THE PROBLEM. Repeat, exactly and completely, the material that follows. Omit the pictures.

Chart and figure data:

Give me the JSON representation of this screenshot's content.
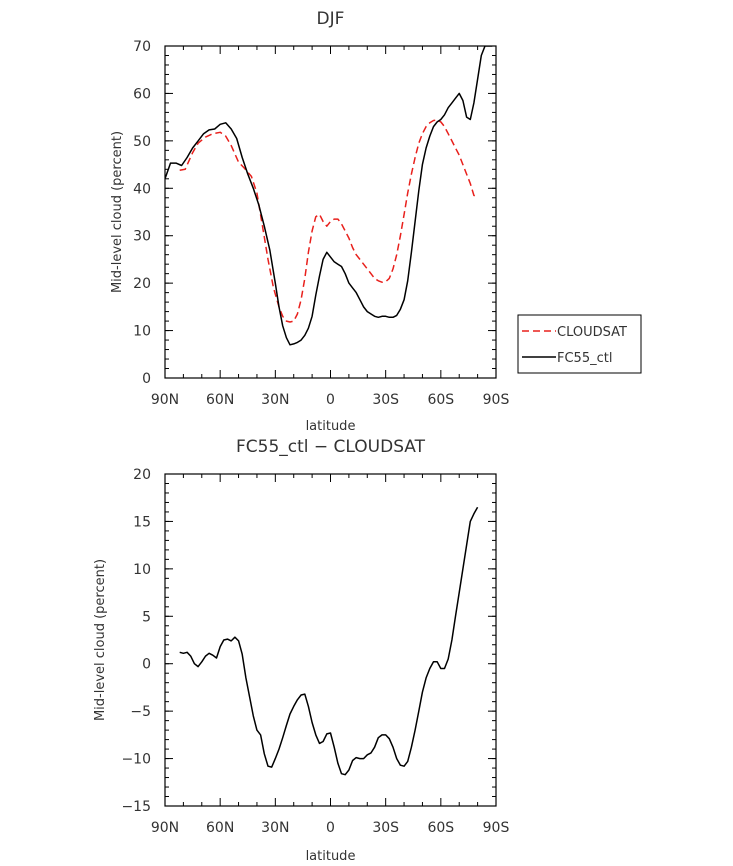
{
  "chart_data": [
    {
      "type": "line",
      "title": "DJF",
      "xlabel": "latitude",
      "ylabel": "Mid-level cloud (percent)",
      "xlim": [
        90,
        -90
      ],
      "ylim": [
        0,
        70
      ],
      "x_ticks": [
        90,
        60,
        30,
        0,
        -30,
        -60,
        -90
      ],
      "x_tick_labels": [
        "90N",
        "60N",
        "30N",
        "0",
        "30S",
        "60S",
        "90S"
      ],
      "y_ticks": [
        0,
        10,
        20,
        30,
        40,
        50,
        60,
        70
      ],
      "legend_position": "right",
      "series": [
        {
          "name": "CLOUDSAT",
          "color": "#e8201c",
          "dash": "dashed",
          "x": [
            82,
            79,
            75,
            72,
            68,
            64,
            60,
            57,
            54,
            50,
            47,
            43,
            40,
            37,
            34,
            31,
            28,
            26,
            24,
            22,
            20,
            18,
            16,
            14,
            12,
            10,
            8,
            6,
            4,
            2,
            0,
            -2,
            -4,
            -6,
            -8,
            -10,
            -12,
            -14,
            -16,
            -18,
            -20,
            -22,
            -24,
            -26,
            -28,
            -30,
            -32,
            -34,
            -36,
            -38,
            -40,
            -42,
            -44,
            -46,
            -48,
            -50,
            -52,
            -54,
            -56,
            -58,
            -60,
            -62,
            -64,
            -66,
            -68,
            -70,
            -72,
            -74,
            -76,
            -78,
            -80
          ],
          "y": [
            43.8,
            44.0,
            47.5,
            49.5,
            50.8,
            51.5,
            51.8,
            51.0,
            49.0,
            45.5,
            44.3,
            42.5,
            39.0,
            32.0,
            25.0,
            19.0,
            15.0,
            13.0,
            12.0,
            11.8,
            12.0,
            13.5,
            16.5,
            21.0,
            26.5,
            31.0,
            34.0,
            34.5,
            33.0,
            32.0,
            33.0,
            33.5,
            33.5,
            32.5,
            31.0,
            29.5,
            27.5,
            26.0,
            25.0,
            24.0,
            23.0,
            22.0,
            21.0,
            20.5,
            20.2,
            20.3,
            21.0,
            23.0,
            26.0,
            30.0,
            34.5,
            39.0,
            43.0,
            46.5,
            49.5,
            51.5,
            53.0,
            53.8,
            54.3,
            54.4,
            54.0,
            53.0,
            51.5,
            50.0,
            48.5,
            47.0,
            45.0,
            43.0,
            41.0,
            38.5,
            38.0
          ]
        },
        {
          "name": "FC55_ctl",
          "color": "#000000",
          "dash": "solid",
          "x": [
            90,
            87,
            84,
            81,
            78,
            75,
            72,
            69,
            66,
            63,
            60,
            57,
            54,
            51,
            48,
            45,
            42,
            39,
            36,
            33,
            30,
            28,
            26,
            24,
            22,
            20,
            18,
            16,
            14,
            12,
            10,
            8,
            6,
            4,
            2,
            0,
            -2,
            -4,
            -6,
            -8,
            -10,
            -12,
            -14,
            -16,
            -18,
            -20,
            -22,
            -24,
            -26,
            -28,
            -30,
            -32,
            -34,
            -36,
            -38,
            -40,
            -42,
            -44,
            -46,
            -48,
            -50,
            -52,
            -54,
            -56,
            -58,
            -60,
            -62,
            -64,
            -66,
            -68,
            -70,
            -72,
            -74,
            -76,
            -78,
            -80,
            -82,
            -84,
            -86,
            -88
          ],
          "y": [
            42.0,
            45.3,
            45.3,
            44.8,
            46.5,
            48.5,
            50.0,
            51.5,
            52.3,
            52.5,
            53.5,
            53.8,
            52.5,
            50.5,
            46.5,
            43.0,
            40.0,
            36.5,
            32.0,
            27.0,
            20.0,
            15.0,
            11.0,
            8.5,
            7.0,
            7.2,
            7.5,
            8.0,
            9.0,
            10.5,
            13.0,
            17.5,
            21.5,
            25.0,
            26.5,
            25.5,
            24.5,
            24.0,
            23.5,
            22.0,
            20.0,
            19.0,
            18.0,
            16.5,
            15.0,
            14.0,
            13.5,
            13.0,
            12.8,
            13.0,
            13.0,
            12.8,
            12.8,
            13.2,
            14.5,
            16.5,
            20.5,
            26.5,
            33.0,
            39.5,
            45.0,
            48.5,
            51.0,
            53.0,
            54.0,
            54.5,
            55.5,
            57.0,
            58.0,
            59.0,
            60.0,
            58.5,
            55.0,
            54.5,
            58.0,
            63.0,
            68.0,
            70.0,
            70.0,
            70.0
          ]
        }
      ]
    },
    {
      "type": "line",
      "title": "FC55_ctl − CLOUDSAT",
      "xlabel": "latitude",
      "ylabel": "Mid-level cloud (percent)",
      "xlim": [
        90,
        -90
      ],
      "ylim": [
        -15,
        20
      ],
      "x_ticks": [
        90,
        60,
        30,
        0,
        -30,
        -60,
        -90
      ],
      "x_tick_labels": [
        "90N",
        "60N",
        "30N",
        "0",
        "30S",
        "60S",
        "90S"
      ],
      "y_ticks": [
        -15,
        -10,
        -5,
        0,
        5,
        10,
        15,
        20
      ],
      "y_tick_labels": [
        "−15",
        "−10",
        "−5",
        "0",
        "5",
        "10",
        "15",
        "20"
      ],
      "series": [
        {
          "color": "#000000",
          "dash": "solid",
          "x": [
            82,
            80,
            78,
            76,
            74,
            72,
            70,
            68,
            66,
            64,
            62,
            60,
            58,
            56,
            54,
            52,
            50,
            48,
            46,
            44,
            42,
            40,
            38,
            36,
            34,
            32,
            30,
            28,
            26,
            24,
            22,
            20,
            18,
            16,
            14,
            12,
            10,
            8,
            6,
            4,
            2,
            0,
            -2,
            -4,
            -6,
            -8,
            -10,
            -12,
            -14,
            -16,
            -18,
            -20,
            -22,
            -24,
            -26,
            -28,
            -30,
            -32,
            -34,
            -36,
            -38,
            -40,
            -42,
            -44,
            -46,
            -48,
            -50,
            -52,
            -54,
            -56,
            -58,
            -60,
            -62,
            -64,
            -66,
            -68,
            -70,
            -72,
            -74,
            -76,
            -78,
            -80
          ],
          "y": [
            1.2,
            1.1,
            1.2,
            0.8,
            0.0,
            -0.3,
            0.2,
            0.8,
            1.1,
            0.9,
            0.6,
            1.8,
            2.5,
            2.6,
            2.4,
            2.8,
            2.4,
            1.0,
            -1.5,
            -3.5,
            -5.5,
            -7.0,
            -7.5,
            -9.5,
            -10.8,
            -10.9,
            -10.0,
            -9.0,
            -7.8,
            -6.5,
            -5.3,
            -4.5,
            -3.8,
            -3.3,
            -3.2,
            -4.5,
            -6.2,
            -7.5,
            -8.4,
            -8.2,
            -7.4,
            -7.3,
            -8.8,
            -10.5,
            -11.6,
            -11.7,
            -11.2,
            -10.2,
            -9.9,
            -10.0,
            -10.0,
            -9.6,
            -9.4,
            -8.8,
            -7.8,
            -7.5,
            -7.5,
            -7.9,
            -8.8,
            -10.0,
            -10.7,
            -10.8,
            -10.3,
            -8.8,
            -7.0,
            -5.0,
            -3.0,
            -1.5,
            -0.5,
            0.2,
            0.2,
            -0.5,
            -0.5,
            0.5,
            2.5,
            5.0,
            7.5,
            10.0,
            12.5,
            15.0,
            15.8,
            16.5
          ]
        }
      ]
    }
  ]
}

SOLUTION TO THIS EXERCISE.
Give me the JSON representation of this screenshot's content.
{
  "chart_data": [
    {
      "type": "line",
      "title": "DJF",
      "xlabel": "latitude",
      "ylabel": "Mid-level cloud (percent)",
      "xlim": [
        90,
        -90
      ],
      "ylim": [
        0,
        70
      ],
      "x_ticks": [
        90,
        60,
        30,
        0,
        -30,
        -60,
        -90
      ],
      "x_tick_labels": [
        "90N",
        "60N",
        "30N",
        "0",
        "30S",
        "60S",
        "90S"
      ],
      "y_ticks": [
        0,
        10,
        20,
        30,
        40,
        50,
        60,
        70
      ],
      "legend_position": "right",
      "series": [
        {
          "name": "CLOUDSAT",
          "color": "#e8201c",
          "dash": "dashed",
          "x": [
            82,
            79,
            75,
            72,
            68,
            64,
            60,
            57,
            54,
            50,
            47,
            43,
            40,
            37,
            34,
            31,
            28,
            26,
            24,
            22,
            20,
            18,
            16,
            14,
            12,
            10,
            8,
            6,
            4,
            2,
            0,
            -2,
            -4,
            -6,
            -8,
            -10,
            -12,
            -14,
            -16,
            -18,
            -20,
            -22,
            -24,
            -26,
            -28,
            -30,
            -32,
            -34,
            -36,
            -38,
            -40,
            -42,
            -44,
            -46,
            -48,
            -50,
            -52,
            -54,
            -56,
            -58,
            -60,
            -62,
            -64,
            -66,
            -68,
            -70,
            -72,
            -74,
            -76,
            -78,
            -80
          ],
          "y": [
            43.8,
            44.0,
            47.5,
            49.5,
            50.8,
            51.5,
            51.8,
            51.0,
            49.0,
            45.5,
            44.3,
            42.5,
            39.0,
            32.0,
            25.0,
            19.0,
            15.0,
            13.0,
            12.0,
            11.8,
            12.0,
            13.5,
            16.5,
            21.0,
            26.5,
            31.0,
            34.0,
            34.5,
            33.0,
            32.0,
            33.0,
            33.5,
            33.5,
            32.5,
            31.0,
            29.5,
            27.5,
            26.0,
            25.0,
            24.0,
            23.0,
            22.0,
            21.0,
            20.5,
            20.2,
            20.3,
            21.0,
            23.0,
            26.0,
            30.0,
            34.5,
            39.0,
            43.0,
            46.5,
            49.5,
            51.5,
            53.0,
            53.8,
            54.3,
            54.4,
            54.0,
            53.0,
            51.5,
            50.0,
            48.5,
            47.0,
            45.0,
            43.0,
            41.0,
            38.5,
            38.0
          ]
        },
        {
          "name": "FC55_ctl",
          "color": "#000000",
          "dash": "solid",
          "x": [
            90,
            87,
            84,
            81,
            78,
            75,
            72,
            69,
            66,
            63,
            60,
            57,
            54,
            51,
            48,
            45,
            42,
            39,
            36,
            33,
            30,
            28,
            26,
            24,
            22,
            20,
            18,
            16,
            14,
            12,
            10,
            8,
            6,
            4,
            2,
            0,
            -2,
            -4,
            -6,
            -8,
            -10,
            -12,
            -14,
            -16,
            -18,
            -20,
            -22,
            -24,
            -26,
            -28,
            -30,
            -32,
            -34,
            -36,
            -38,
            -40,
            -42,
            -44,
            -46,
            -48,
            -50,
            -52,
            -54,
            -56,
            -58,
            -60,
            -62,
            -64,
            -66,
            -68,
            -70,
            -72,
            -74,
            -76,
            -78,
            -80,
            -82,
            -84,
            -86,
            -88
          ],
          "y": [
            42.0,
            45.3,
            45.3,
            44.8,
            46.5,
            48.5,
            50.0,
            51.5,
            52.3,
            52.5,
            53.5,
            53.8,
            52.5,
            50.5,
            46.5,
            43.0,
            40.0,
            36.5,
            32.0,
            27.0,
            20.0,
            15.0,
            11.0,
            8.5,
            7.0,
            7.2,
            7.5,
            8.0,
            9.0,
            10.5,
            13.0,
            17.5,
            21.5,
            25.0,
            26.5,
            25.5,
            24.5,
            24.0,
            23.5,
            22.0,
            20.0,
            19.0,
            18.0,
            16.5,
            15.0,
            14.0,
            13.5,
            13.0,
            12.8,
            13.0,
            13.0,
            12.8,
            12.8,
            13.2,
            14.5,
            16.5,
            20.5,
            26.5,
            33.0,
            39.5,
            45.0,
            48.5,
            51.0,
            53.0,
            54.0,
            54.5,
            55.5,
            57.0,
            58.0,
            59.0,
            60.0,
            58.5,
            55.0,
            54.5,
            58.0,
            63.0,
            68.0,
            70.0,
            70.0,
            70.0
          ]
        }
      ]
    },
    {
      "type": "line",
      "title": "FC55_ctl − CLOUDSAT",
      "xlabel": "latitude",
      "ylabel": "Mid-level cloud (percent)",
      "xlim": [
        90,
        -90
      ],
      "ylim": [
        -15,
        20
      ],
      "x_ticks": [
        90,
        60,
        30,
        0,
        -30,
        -60,
        -90
      ],
      "x_tick_labels": [
        "90N",
        "60N",
        "30N",
        "0",
        "30S",
        "60S",
        "90S"
      ],
      "y_ticks": [
        -15,
        -10,
        -5,
        0,
        5,
        10,
        15,
        20
      ],
      "y_tick_labels": [
        "−15",
        "−10",
        "−5",
        "0",
        "5",
        "10",
        "15",
        "20"
      ],
      "series": [
        {
          "color": "#000000",
          "dash": "solid",
          "x": [
            82,
            80,
            78,
            76,
            74,
            72,
            70,
            68,
            66,
            64,
            62,
            60,
            58,
            56,
            54,
            52,
            50,
            48,
            46,
            44,
            42,
            40,
            38,
            36,
            34,
            32,
            30,
            28,
            26,
            24,
            22,
            20,
            18,
            16,
            14,
            12,
            10,
            8,
            6,
            4,
            2,
            0,
            -2,
            -4,
            -6,
            -8,
            -10,
            -12,
            -14,
            -16,
            -18,
            -20,
            -22,
            -24,
            -26,
            -28,
            -30,
            -32,
            -34,
            -36,
            -38,
            -40,
            -42,
            -44,
            -46,
            -48,
            -50,
            -52,
            -54,
            -56,
            -58,
            -60,
            -62,
            -64,
            -66,
            -68,
            -70,
            -72,
            -74,
            -76,
            -78,
            -80
          ],
          "y": [
            1.2,
            1.1,
            1.2,
            0.8,
            0.0,
            -0.3,
            0.2,
            0.8,
            1.1,
            0.9,
            0.6,
            1.8,
            2.5,
            2.6,
            2.4,
            2.8,
            2.4,
            1.0,
            -1.5,
            -3.5,
            -5.5,
            -7.0,
            -7.5,
            -9.5,
            -10.8,
            -10.9,
            -10.0,
            -9.0,
            -7.8,
            -6.5,
            -5.3,
            -4.5,
            -3.8,
            -3.3,
            -3.2,
            -4.5,
            -6.2,
            -7.5,
            -8.4,
            -8.2,
            -7.4,
            -7.3,
            -8.8,
            -10.5,
            -11.6,
            -11.7,
            -11.2,
            -10.2,
            -9.9,
            -10.0,
            -10.0,
            -9.6,
            -9.4,
            -8.8,
            -7.8,
            -7.5,
            -7.5,
            -7.9,
            -8.8,
            -10.0,
            -10.7,
            -10.8,
            -10.3,
            -8.8,
            -7.0,
            -5.0,
            -3.0,
            -1.5,
            -0.5,
            0.2,
            0.2,
            -0.5,
            -0.5,
            0.5,
            2.5,
            5.0,
            7.5,
            10.0,
            12.5,
            15.0,
            15.8,
            16.5
          ]
        }
      ]
    }
  ]
}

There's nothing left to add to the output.